[Data items]

-- BEGIN --

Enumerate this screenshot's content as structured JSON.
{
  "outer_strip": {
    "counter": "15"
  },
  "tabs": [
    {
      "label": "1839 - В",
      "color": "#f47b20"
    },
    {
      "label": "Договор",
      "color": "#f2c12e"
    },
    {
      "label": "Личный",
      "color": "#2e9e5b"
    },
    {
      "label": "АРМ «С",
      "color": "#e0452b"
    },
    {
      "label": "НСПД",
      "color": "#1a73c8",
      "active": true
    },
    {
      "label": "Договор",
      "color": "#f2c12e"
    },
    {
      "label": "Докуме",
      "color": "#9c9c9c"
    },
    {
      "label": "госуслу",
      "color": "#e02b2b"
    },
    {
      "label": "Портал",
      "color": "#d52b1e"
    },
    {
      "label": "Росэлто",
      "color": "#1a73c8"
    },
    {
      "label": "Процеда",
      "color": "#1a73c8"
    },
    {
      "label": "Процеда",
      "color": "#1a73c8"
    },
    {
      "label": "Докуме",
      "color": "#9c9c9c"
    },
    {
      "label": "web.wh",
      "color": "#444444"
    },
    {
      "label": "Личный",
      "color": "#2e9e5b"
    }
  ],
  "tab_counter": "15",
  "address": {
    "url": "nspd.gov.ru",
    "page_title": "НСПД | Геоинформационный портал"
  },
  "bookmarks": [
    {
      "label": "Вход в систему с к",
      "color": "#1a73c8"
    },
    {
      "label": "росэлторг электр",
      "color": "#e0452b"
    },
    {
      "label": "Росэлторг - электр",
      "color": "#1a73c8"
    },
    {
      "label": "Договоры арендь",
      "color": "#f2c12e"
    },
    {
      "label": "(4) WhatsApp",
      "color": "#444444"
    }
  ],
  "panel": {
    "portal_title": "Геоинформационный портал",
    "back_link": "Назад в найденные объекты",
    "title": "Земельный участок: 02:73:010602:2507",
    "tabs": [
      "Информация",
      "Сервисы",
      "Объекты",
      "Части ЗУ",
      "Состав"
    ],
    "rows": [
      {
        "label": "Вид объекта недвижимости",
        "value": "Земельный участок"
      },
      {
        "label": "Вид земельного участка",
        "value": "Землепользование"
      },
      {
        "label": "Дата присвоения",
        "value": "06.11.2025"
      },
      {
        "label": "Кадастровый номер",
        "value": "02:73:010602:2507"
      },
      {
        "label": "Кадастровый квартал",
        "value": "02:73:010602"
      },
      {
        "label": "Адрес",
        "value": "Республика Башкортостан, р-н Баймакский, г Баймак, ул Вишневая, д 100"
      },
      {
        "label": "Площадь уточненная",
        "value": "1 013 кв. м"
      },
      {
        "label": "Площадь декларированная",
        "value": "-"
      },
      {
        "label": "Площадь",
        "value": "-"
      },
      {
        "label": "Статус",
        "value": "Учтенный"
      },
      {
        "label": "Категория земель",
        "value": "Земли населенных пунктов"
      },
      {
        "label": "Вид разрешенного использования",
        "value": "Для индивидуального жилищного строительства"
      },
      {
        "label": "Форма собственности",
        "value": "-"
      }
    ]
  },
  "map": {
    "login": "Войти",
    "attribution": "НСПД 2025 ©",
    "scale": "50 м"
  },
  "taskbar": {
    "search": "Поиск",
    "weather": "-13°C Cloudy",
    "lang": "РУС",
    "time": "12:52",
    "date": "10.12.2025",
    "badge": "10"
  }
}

-- END --

• _Exercise instructions_: Take every line from the data that contains the word "Геоинформационный".

• _In response_:
    "page_title": "НСПД | Геоинформационный портал"
    "portal_title": "Геоинформационный портал",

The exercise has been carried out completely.